BRIEF:
Your task is to quote the material that follows, in full and exactly.

Figure record extracts:
•••

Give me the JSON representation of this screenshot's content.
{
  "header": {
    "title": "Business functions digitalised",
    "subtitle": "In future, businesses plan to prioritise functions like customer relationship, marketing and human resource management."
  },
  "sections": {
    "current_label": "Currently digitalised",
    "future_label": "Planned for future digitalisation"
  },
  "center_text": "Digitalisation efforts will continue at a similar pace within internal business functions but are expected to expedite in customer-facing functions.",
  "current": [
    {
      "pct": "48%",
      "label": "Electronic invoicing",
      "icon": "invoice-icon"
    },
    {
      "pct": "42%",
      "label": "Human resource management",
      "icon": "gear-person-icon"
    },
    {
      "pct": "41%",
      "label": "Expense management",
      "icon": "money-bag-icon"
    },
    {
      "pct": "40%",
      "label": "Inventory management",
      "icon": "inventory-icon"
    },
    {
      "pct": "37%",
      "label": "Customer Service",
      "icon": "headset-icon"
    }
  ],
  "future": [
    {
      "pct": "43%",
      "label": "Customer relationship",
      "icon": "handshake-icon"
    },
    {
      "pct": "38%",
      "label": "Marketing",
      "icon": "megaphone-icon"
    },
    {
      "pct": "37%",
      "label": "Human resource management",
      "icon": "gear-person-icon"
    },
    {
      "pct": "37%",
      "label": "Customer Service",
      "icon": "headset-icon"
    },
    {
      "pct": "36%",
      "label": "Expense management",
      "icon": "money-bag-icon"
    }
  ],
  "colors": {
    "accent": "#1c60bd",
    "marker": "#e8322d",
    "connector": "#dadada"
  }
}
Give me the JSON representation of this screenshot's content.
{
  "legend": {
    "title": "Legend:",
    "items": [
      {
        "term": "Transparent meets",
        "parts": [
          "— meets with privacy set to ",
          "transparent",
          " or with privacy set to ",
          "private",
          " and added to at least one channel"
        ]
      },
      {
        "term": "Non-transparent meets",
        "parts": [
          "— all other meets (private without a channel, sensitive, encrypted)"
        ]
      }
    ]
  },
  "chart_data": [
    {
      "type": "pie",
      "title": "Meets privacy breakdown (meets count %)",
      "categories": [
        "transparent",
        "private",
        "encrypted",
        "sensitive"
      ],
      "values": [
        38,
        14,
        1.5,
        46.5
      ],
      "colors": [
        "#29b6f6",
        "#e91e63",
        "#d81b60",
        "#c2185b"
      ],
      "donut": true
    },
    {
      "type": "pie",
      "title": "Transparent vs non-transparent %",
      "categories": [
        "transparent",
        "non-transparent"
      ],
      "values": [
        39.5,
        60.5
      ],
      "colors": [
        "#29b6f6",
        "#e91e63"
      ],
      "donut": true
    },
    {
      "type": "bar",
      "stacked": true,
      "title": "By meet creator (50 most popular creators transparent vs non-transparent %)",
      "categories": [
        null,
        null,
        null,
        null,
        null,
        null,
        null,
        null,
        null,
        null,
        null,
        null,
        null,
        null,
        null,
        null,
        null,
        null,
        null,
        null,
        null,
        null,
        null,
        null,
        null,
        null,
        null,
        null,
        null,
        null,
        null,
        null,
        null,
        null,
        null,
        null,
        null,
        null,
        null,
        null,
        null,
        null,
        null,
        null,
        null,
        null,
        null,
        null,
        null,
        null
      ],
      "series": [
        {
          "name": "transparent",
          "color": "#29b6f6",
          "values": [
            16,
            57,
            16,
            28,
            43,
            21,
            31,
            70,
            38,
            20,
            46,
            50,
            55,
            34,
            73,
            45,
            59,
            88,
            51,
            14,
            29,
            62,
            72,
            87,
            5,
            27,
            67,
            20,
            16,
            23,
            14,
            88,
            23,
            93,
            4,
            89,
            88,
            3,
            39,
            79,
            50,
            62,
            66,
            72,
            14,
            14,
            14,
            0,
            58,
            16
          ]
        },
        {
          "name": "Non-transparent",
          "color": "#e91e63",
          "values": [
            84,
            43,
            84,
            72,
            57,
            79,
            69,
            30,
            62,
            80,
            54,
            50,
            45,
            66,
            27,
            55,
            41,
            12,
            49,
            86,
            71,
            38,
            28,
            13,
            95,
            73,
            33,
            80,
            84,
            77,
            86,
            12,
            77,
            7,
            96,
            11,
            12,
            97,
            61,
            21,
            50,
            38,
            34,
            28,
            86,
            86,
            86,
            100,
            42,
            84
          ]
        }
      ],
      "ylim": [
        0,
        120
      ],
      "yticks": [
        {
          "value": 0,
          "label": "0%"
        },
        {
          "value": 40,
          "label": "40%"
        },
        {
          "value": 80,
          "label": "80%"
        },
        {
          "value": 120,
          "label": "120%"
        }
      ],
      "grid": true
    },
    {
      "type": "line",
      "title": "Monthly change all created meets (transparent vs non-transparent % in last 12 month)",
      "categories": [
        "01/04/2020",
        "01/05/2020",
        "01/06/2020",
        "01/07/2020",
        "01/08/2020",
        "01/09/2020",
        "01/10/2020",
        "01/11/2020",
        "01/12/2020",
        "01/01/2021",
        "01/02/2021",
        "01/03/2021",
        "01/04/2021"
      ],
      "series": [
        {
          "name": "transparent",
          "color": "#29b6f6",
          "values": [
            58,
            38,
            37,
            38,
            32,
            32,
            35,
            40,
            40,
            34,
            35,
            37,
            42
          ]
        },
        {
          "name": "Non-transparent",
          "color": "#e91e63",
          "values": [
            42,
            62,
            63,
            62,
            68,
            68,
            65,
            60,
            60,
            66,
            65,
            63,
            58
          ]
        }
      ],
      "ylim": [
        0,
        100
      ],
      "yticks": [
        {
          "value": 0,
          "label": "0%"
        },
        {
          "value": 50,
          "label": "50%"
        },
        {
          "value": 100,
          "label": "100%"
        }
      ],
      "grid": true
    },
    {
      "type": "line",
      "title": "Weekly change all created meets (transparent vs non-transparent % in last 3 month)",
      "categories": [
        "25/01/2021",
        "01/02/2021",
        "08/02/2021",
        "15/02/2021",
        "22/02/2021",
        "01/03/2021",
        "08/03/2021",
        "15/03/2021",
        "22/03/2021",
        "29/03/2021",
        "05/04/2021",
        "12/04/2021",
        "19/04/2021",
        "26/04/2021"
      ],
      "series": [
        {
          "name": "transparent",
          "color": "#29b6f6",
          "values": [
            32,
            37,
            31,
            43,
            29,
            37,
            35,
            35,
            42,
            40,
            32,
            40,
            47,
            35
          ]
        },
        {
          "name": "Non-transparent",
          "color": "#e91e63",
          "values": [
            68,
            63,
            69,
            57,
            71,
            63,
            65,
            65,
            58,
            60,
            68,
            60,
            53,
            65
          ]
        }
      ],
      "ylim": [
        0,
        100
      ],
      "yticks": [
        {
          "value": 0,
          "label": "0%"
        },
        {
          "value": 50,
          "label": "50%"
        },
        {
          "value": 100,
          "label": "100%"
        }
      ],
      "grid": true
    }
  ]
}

•••

COMPLETE RESPONSE:
Give me the JSON representation of this screenshot's content.
{
  "header": {
    "title": "Business functions digitalised",
    "subtitle": "In future, businesses plan to prioritise functions like customer relationship, marketing and human resource management."
  },
  "sections": {
    "current_label": "Currently digitalised",
    "future_label": "Planned for future digitalisation"
  },
  "center_text": "Digitalisation efforts will continue at a similar pace within internal business functions but are expected to expedite in customer-facing functions.",
  "current": [
    {
      "pct": "48%",
      "label": "Electronic invoicing",
      "icon": "invoice-icon"
    },
    {
      "pct": "42%",
      "label": "Human resource management",
      "icon": "gear-person-icon"
    },
    {
      "pct": "41%",
      "label": "Expense management",
      "icon": "money-bag-icon"
    },
    {
      "pct": "40%",
      "label": "Inventory management",
      "icon": "inventory-icon"
    },
    {
      "pct": "37%",
      "label": "Customer Service",
      "icon": "headset-icon"
    }
  ],
  "future": [
    {
      "pct": "43%",
      "label": "Customer relationship",
      "icon": "handshake-icon"
    },
    {
      "pct": "38%",
      "label": "Marketing",
      "icon": "megaphone-icon"
    },
    {
      "pct": "37%",
      "label": "Human resource management",
      "icon": "gear-person-icon"
    },
    {
      "pct": "37%",
      "label": "Customer Service",
      "icon": "headset-icon"
    },
    {
      "pct": "36%",
      "label": "Expense management",
      "icon": "money-bag-icon"
    }
  ],
  "colors": {
    "accent": "#1c60bd",
    "marker": "#e8322d",
    "connector": "#dadada"
  }
}
Give me the JSON representation of this screenshot's content.
{
  "legend": {
    "title": "Legend:",
    "items": [
      {
        "term": "Transparent meets",
        "parts": [
          "— meets with privacy set to ",
          "transparent",
          " or with privacy set to ",
          "private",
          " and added to at least one channel"
        ]
      },
      {
        "term": "Non-transparent meets",
        "parts": [
          "— all other meets (private without a channel, sensitive, encrypted)"
        ]
      }
    ]
  },
  "chart_data": [
    {
      "type": "pie",
      "title": "Meets privacy breakdown (meets count %)",
      "categories": [
        "transparent",
        "private",
        "encrypted",
        "sensitive"
      ],
      "values": [
        38,
        14,
        1.5,
        46.5
      ],
      "colors": [
        "#29b6f6",
        "#e91e63",
        "#d81b60",
        "#c2185b"
      ],
      "donut": true
    },
    {
      "type": "pie",
      "title": "Transparent vs non-transparent %",
      "categories": [
        "transparent",
        "non-transparent"
      ],
      "values": [
        39.5,
        60.5
      ],
      "colors": [
        "#29b6f6",
        "#e91e63"
      ],
      "donut": true
    },
    {
      "type": "bar",
      "stacked": true,
      "title": "By meet creator (50 most popular creators transparent vs non-transparent %)",
      "categories": [
        null,
        null,
        null,
        null,
        null,
        null,
        null,
        null,
        null,
        null,
        null,
        null,
        null,
        null,
        null,
        null,
        null,
        null,
        null,
        null,
        null,
        null,
        null,
        null,
        null,
        null,
        null,
        null,
        null,
        null,
        null,
        null,
        null,
        null,
        null,
        null,
        null,
        null,
        null,
        null,
        null,
        null,
        null,
        null,
        null,
        null,
        null,
        null,
        null,
        null
      ],
      "series": [
        {
          "name": "transparent",
          "color": "#29b6f6",
          "values": [
            16,
            57,
            16,
            28,
            43,
            21,
            31,
            70,
            38,
            20,
            46,
            50,
            55,
            34,
            73,
            45,
            59,
            88,
            51,
            14,
            29,
            62,
            72,
            87,
            5,
            27,
            67,
            20,
            16,
            23,
            14,
            88,
            23,
            93,
            4,
            89,
            88,
            3,
            39,
            79,
            50,
            62,
            66,
            72,
            14,
            14,
            14,
            0,
            58,
            16
          ]
        },
        {
          "name": "Non-transparent",
          "color": "#e91e63",
          "values": [
            84,
            43,
            84,
            72,
            57,
            79,
            69,
            30,
            62,
            80,
            54,
            50,
            45,
            66,
            27,
            55,
            41,
            12,
            49,
            86,
            71,
            38,
            28,
            13,
            95,
            73,
            33,
            80,
            84,
            77,
            86,
            12,
            77,
            7,
            96,
            11,
            12,
            97,
            61,
            21,
            50,
            38,
            34,
            28,
            86,
            86,
            86,
            100,
            42,
            84
          ]
        }
      ],
      "ylim": [
        0,
        120
      ],
      "yticks": [
        {
          "value": 0,
          "label": "0%"
        },
        {
          "value": 40,
          "label": "40%"
        },
        {
          "value": 80,
          "label": "80%"
        },
        {
          "value": 120,
          "label": "120%"
        }
      ],
      "grid": true
    },
    {
      "type": "line",
      "title": "Monthly change all created meets (transparent vs non-transparent % in last 12 month)",
      "categories": [
        "01/04/2020",
        "01/05/2020",
        "01/06/2020",
        "01/07/2020",
        "01/08/2020",
        "01/09/2020",
        "01/10/2020",
        "01/11/2020",
        "01/12/2020",
        "01/01/2021",
        "01/02/2021",
        "01/03/2021",
        "01/04/2021"
      ],
      "series": [
        {
          "name": "transparent",
          "color": "#29b6f6",
          "values": [
            58,
            38,
            37,
            38,
            32,
            32,
            35,
            40,
            40,
            34,
            35,
            37,
            42
          ]
        },
        {
          "name": "Non-transparent",
          "color": "#e91e63",
          "values": [
            42,
            62,
            63,
            62,
            68,
            68,
            65,
            60,
            60,
            66,
            65,
            63,
            58
          ]
        }
      ],
      "ylim": [
        0,
        100
      ],
      "yticks": [
        {
          "value": 0,
          "label": "0%"
        },
        {
          "value": 50,
          "label": "50%"
        },
        {
          "value": 100,
          "label": "100%"
        }
      ],
      "grid": true
    },
    {
      "type": "line",
      "title": "Weekly change all created meets (transparent vs non-transparent % in last 3 month)",
      "categories": [
        "25/01/2021",
        "01/02/2021",
        "08/02/2021",
        "15/02/2021",
        "22/02/2021",
        "01/03/2021",
        "08/03/2021",
        "15/03/2021",
        "22/03/2021",
        "29/03/2021",
        "05/04/2021",
        "12/04/2021",
        "19/04/2021",
        "26/04/2021"
      ],
      "series": [
        {
          "name": "transparent",
          "color": "#29b6f6",
          "values": [
            32,
            37,
            31,
            43,
            29,
            37,
            35,
            35,
            42,
            40,
            32,
            40,
            47,
            35
          ]
        },
        {
          "name": "Non-transparent",
          "color": "#e91e63",
          "values": [
            68,
            63,
            69,
            57,
            71,
            63,
            65,
            65,
            58,
            60,
            68,
            60,
            53,
            65
          ]
        }
      ],
      "ylim": [
        0,
        100
      ],
      "yticks": [
        {
          "value": 0,
          "label": "0%"
        },
        {
          "value": 50,
          "label": "50%"
        },
        {
          "value": 100,
          "label": "100%"
        }
      ],
      "grid": true
    }
  ]
}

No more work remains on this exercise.